PROBLEM TO SOLVE. Write out each line from the data below that includes the word "xlabel".

(Structured figure records)
* * *
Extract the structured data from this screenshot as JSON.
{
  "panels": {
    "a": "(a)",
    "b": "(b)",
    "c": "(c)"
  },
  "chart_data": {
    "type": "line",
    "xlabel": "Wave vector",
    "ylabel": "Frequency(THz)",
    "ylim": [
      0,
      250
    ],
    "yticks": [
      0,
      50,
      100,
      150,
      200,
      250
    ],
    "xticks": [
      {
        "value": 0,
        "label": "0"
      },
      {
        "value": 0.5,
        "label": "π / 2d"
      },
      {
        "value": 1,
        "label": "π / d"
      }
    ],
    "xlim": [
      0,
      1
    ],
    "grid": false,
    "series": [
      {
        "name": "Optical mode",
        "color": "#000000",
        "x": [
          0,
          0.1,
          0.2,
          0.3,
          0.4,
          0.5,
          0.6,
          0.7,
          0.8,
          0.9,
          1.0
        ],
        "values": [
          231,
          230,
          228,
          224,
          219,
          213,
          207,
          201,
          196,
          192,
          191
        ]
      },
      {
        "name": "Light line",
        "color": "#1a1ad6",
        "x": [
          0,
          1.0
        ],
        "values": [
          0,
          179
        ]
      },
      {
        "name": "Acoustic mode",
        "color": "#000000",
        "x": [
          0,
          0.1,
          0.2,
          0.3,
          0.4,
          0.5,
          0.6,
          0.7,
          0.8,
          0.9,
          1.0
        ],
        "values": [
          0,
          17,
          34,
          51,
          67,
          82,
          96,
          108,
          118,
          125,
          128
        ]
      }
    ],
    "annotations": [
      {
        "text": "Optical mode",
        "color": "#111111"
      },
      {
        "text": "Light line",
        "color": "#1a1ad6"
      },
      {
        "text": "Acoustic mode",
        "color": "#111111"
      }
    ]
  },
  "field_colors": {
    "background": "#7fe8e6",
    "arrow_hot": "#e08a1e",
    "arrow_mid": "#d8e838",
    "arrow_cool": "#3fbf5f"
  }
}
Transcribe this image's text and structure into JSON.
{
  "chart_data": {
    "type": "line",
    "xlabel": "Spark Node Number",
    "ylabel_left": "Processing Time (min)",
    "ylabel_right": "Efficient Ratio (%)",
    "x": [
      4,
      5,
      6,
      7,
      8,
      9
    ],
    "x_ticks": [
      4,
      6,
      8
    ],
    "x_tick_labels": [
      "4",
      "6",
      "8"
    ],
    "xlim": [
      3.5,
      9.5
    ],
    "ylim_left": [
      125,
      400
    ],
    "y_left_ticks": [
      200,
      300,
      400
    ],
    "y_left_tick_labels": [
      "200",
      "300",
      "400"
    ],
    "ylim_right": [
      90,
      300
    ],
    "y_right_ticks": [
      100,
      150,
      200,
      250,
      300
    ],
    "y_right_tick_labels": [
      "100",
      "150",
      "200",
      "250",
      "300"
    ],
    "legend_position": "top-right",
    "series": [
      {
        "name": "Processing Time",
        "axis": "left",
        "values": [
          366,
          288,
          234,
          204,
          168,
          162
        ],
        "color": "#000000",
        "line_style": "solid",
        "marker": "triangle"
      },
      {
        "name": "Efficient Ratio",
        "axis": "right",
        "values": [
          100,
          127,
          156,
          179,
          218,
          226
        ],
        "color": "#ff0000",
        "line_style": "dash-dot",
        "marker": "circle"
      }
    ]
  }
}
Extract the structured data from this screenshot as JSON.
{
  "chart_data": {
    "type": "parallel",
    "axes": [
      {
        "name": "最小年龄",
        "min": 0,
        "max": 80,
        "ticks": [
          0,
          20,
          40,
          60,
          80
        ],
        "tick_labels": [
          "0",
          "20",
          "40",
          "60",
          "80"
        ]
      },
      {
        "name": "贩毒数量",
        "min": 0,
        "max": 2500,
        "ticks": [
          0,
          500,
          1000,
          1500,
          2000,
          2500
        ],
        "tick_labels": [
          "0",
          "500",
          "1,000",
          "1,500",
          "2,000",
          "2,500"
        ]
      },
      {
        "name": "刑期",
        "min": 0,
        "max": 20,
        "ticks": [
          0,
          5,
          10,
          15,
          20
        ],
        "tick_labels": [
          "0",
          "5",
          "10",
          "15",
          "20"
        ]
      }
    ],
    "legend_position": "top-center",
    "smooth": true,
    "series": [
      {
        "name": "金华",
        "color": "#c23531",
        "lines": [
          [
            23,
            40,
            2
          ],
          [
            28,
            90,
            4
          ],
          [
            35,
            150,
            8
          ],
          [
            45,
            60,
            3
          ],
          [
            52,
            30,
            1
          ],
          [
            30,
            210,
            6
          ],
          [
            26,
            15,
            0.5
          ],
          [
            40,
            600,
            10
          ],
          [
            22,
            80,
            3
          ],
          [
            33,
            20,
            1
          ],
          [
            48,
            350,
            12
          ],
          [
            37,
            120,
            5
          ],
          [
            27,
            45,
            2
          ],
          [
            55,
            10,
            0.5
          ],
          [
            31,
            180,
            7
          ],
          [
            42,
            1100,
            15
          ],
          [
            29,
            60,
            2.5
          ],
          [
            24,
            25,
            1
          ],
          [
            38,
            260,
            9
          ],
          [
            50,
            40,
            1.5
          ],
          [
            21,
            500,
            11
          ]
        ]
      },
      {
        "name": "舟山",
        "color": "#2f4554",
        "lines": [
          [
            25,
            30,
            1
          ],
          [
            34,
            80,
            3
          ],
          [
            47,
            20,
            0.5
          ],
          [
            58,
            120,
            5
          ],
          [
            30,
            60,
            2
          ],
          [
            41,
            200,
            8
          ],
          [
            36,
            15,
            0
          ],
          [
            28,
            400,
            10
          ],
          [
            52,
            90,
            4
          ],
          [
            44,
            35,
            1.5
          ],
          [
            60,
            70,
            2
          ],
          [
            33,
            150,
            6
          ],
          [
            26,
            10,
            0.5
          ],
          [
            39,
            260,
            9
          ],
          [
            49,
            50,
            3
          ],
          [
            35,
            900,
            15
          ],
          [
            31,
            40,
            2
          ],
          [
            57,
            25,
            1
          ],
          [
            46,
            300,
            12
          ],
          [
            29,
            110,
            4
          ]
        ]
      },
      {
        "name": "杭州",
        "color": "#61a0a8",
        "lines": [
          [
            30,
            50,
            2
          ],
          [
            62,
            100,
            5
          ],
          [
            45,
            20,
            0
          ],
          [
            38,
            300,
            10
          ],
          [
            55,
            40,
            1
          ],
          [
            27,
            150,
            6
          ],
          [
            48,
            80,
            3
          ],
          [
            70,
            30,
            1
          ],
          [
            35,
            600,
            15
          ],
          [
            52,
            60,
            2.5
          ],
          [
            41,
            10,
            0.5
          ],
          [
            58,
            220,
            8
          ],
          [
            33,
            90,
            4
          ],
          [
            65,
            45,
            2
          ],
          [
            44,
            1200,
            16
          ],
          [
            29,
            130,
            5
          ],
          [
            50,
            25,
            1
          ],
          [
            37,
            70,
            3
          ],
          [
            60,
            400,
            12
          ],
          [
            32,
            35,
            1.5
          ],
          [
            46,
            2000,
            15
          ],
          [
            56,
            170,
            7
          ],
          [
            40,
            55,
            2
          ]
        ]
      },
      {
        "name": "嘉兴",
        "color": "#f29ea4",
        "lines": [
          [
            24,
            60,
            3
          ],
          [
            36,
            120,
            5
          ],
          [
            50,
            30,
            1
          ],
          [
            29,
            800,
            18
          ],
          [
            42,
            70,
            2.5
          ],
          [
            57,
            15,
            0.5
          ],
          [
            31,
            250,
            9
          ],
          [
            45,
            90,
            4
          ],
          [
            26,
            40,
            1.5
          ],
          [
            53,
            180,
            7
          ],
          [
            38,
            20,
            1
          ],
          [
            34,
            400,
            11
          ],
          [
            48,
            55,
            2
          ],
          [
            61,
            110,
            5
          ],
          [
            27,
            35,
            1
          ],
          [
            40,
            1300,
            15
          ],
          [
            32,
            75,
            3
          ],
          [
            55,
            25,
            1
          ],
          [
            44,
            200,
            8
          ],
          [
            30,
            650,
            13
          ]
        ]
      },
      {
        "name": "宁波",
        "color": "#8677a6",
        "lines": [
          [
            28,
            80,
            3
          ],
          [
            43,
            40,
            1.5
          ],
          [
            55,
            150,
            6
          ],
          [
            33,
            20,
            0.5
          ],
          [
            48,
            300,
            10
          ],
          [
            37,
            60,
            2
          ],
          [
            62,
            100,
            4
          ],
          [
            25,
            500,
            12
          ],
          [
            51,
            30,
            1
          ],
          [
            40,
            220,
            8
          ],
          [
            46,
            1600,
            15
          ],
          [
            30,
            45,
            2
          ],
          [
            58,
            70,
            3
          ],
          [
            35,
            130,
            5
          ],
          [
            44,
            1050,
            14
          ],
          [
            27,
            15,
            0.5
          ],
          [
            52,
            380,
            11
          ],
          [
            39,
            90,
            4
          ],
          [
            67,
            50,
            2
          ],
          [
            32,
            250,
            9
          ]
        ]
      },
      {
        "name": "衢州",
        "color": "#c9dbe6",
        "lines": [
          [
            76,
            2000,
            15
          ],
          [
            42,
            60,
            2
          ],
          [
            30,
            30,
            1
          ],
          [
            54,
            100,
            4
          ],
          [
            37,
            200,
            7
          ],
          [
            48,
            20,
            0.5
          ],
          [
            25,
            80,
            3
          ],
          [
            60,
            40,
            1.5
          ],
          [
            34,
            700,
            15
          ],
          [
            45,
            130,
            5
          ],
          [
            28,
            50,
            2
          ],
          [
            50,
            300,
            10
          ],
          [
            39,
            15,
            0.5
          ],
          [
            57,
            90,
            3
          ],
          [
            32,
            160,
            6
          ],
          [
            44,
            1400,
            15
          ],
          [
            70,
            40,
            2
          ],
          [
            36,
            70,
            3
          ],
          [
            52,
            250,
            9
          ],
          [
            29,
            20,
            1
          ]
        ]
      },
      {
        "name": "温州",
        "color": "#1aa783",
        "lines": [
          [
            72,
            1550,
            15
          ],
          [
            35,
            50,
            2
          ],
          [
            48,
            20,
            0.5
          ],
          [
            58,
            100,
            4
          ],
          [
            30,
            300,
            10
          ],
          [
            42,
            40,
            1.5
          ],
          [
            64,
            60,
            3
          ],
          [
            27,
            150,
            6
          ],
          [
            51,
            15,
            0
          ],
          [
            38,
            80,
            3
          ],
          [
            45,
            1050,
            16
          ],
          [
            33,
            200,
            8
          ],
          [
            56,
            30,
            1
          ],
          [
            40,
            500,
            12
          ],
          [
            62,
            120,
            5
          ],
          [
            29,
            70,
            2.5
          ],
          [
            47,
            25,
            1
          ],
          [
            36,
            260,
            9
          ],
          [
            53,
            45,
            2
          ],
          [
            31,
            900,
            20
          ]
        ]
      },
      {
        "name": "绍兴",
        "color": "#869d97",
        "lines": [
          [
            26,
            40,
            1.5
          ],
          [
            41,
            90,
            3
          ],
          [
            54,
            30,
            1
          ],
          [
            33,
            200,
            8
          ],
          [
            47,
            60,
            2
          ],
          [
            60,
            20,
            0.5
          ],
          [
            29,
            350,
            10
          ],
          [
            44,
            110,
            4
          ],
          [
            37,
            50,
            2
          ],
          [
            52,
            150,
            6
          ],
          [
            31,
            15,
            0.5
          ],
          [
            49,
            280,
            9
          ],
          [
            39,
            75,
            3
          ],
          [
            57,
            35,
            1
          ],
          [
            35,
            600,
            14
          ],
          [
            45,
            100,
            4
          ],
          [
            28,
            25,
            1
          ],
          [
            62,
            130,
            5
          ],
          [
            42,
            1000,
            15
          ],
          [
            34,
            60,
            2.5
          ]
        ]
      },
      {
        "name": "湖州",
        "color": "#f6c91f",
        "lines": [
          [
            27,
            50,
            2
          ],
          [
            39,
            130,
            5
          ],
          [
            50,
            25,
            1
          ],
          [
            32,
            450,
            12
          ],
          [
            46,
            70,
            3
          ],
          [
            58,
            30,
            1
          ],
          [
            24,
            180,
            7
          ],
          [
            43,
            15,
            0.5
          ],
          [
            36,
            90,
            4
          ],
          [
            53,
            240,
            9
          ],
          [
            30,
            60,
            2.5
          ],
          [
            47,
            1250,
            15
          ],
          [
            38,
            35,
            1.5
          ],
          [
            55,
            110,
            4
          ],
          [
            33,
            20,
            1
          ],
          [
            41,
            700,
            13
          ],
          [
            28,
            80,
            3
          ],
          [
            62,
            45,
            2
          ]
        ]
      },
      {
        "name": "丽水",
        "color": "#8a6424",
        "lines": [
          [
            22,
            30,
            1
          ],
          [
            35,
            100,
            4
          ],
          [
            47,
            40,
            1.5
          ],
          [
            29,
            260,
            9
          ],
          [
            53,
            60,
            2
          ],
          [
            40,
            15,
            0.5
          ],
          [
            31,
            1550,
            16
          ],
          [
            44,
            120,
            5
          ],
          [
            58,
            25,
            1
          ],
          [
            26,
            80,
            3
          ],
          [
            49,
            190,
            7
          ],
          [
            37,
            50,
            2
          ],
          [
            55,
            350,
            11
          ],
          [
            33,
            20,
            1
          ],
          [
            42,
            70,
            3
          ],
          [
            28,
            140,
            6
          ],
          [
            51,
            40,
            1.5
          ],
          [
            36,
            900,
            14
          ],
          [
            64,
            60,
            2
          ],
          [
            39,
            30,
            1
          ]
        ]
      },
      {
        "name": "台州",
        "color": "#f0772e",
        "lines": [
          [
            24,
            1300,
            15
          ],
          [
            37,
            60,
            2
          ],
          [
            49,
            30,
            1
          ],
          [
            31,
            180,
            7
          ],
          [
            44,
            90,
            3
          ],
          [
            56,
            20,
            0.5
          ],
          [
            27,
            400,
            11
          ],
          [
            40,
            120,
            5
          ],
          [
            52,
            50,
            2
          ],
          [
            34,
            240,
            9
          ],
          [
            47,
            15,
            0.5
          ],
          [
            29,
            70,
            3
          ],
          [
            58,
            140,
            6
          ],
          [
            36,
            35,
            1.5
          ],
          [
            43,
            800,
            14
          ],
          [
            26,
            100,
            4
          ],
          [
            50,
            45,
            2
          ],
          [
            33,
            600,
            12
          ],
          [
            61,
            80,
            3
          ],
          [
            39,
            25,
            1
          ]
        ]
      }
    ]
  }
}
* * *
WRITTEN SOLUTION.
    "xlabel": "Wave vector",
    "xlabel": "Spark Node Number",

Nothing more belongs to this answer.